**WHAT TO DO**.
1) According to the excerpt on customers buying you, how many different notes are in the chromatic scale?
2) In the excerpt on customers buying you, rewrite the passage starting at "The delivery of a" and ending at "loaded with choices.", substituting "distinguishing factor" for "differentiator".
3) List every kind of service professional named in the sentence of the excerpt on customers buying you that begins "The only thing Realtors".

**EXCERPT**.
= = = =

Customers Are Buying You


The delivery of a professional service is absolutely nothing more than the delivery of you or me. The only thing Realtors, financial service professionals, accountants, lawyers, and everybody else who delivers a service are truly delivering are themselves. When a business hires me to come in and help their company, the only thing they get is me. When the famous trial attorney Johnny Cochran is hired to represent a client, the only thing they get is Johnny. When your customer hires you as an accountant, Realtor, or insurance agent, all they get is you. You may not be the product or the results, but you are the differentiator.

The Internet makes everything available to everyone. An entire town was sold on the auction site eBay. The marketplace is loaded with choices.

Question: What's the difference between buying from the local purveyor or from someone across the country? (Your purchase will be delivered to your door.)

Answer: You and I are the difference.

As a child, do you remember hearing that every snowflake is different? Snowflakes aren't very complicated. If every snowflake is different, imagine how different each of us are. A snowflake may only live till it hits the ground—we don't even begin to develop our differences until we hit the ground.

The human condition is such that each of us is unique. The subtle and not so subtle differences in each of our skills, personalities, and experiences make each one of us unique beings. No one else is just like me and no one else is just like you. Using these differences constructively in our interactions with internal and external customers is the basis for creating loyalty through differentiation.

There are only 12 different notes in the chromatic scale; however, the application of these notes has produced an endless variety of songs for all of us to enjoy. My junior high school English teacher pointed out that there are only seven basic story plots, yet the variation on these few basic plots have entertained the world since the beginning of mankind. Inside each of us is a treasure chest of differences that are available in our expression of commerce in general and dealing with our customers in specific.

= = = =

**DATA BLOCK**.
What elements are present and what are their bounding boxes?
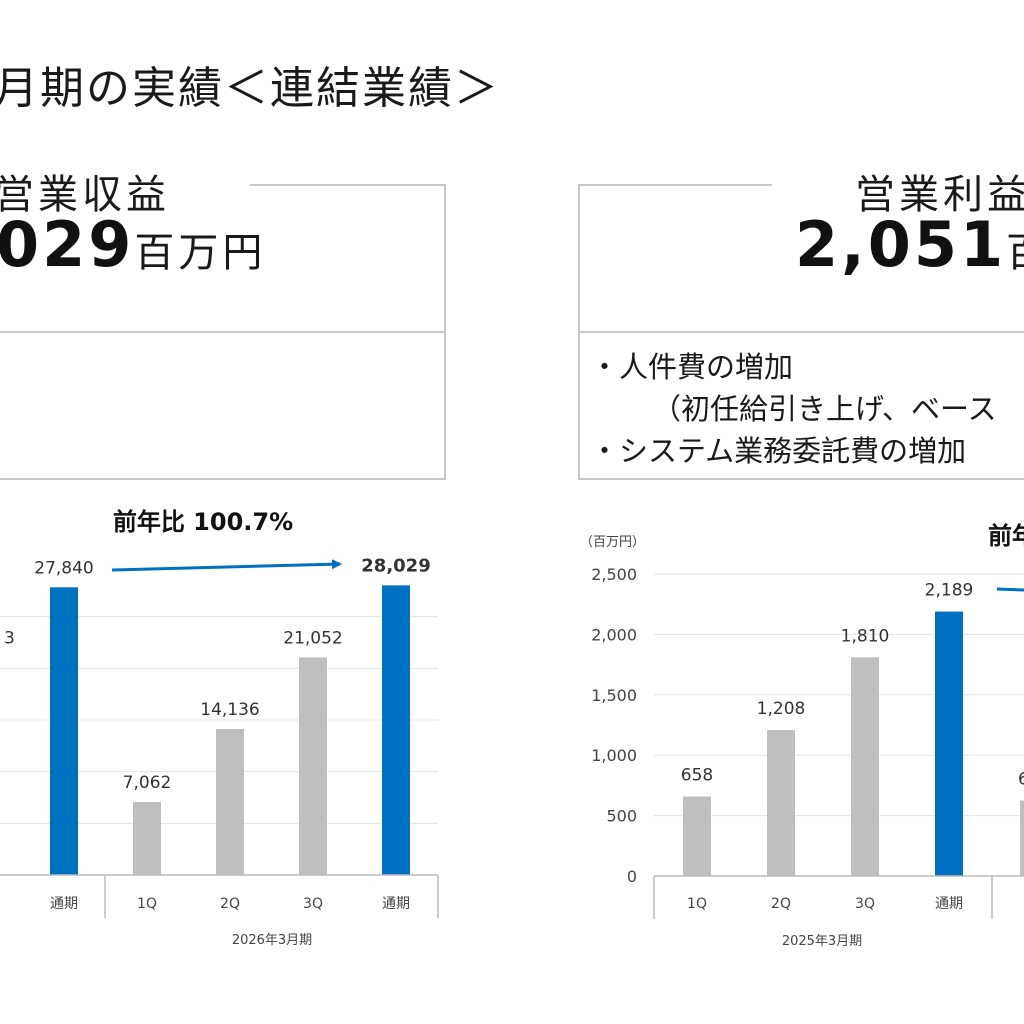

= = = =

**PROBLEM SOLUTIONS**.
1) There are 12 different notes in the chromatic scale.

2)
The delivery of a professional service is absolutely nothing more than the delivery of you or me. The only thing Realtors, financial service professionals, accountants, lawyers, and everybody else who delivers a service are truly delivering are themselves. When a business hires me to come in and help their company, the only thing they get is me. When the famous trial attorney Johnny Cochran is hired to represent a client, the only thing they get is Johnny. When your customer hires you as an accountant, Realtor, or insurance agent, all they get is you. You may not be the product or the results, but you are the distinguishing factor.

The Internet makes everything available to everyone. An entire town was sold on the auction site eBay. The marketplace is loaded with choices.

3) Realtors, financial service professionals, accountants, lawyers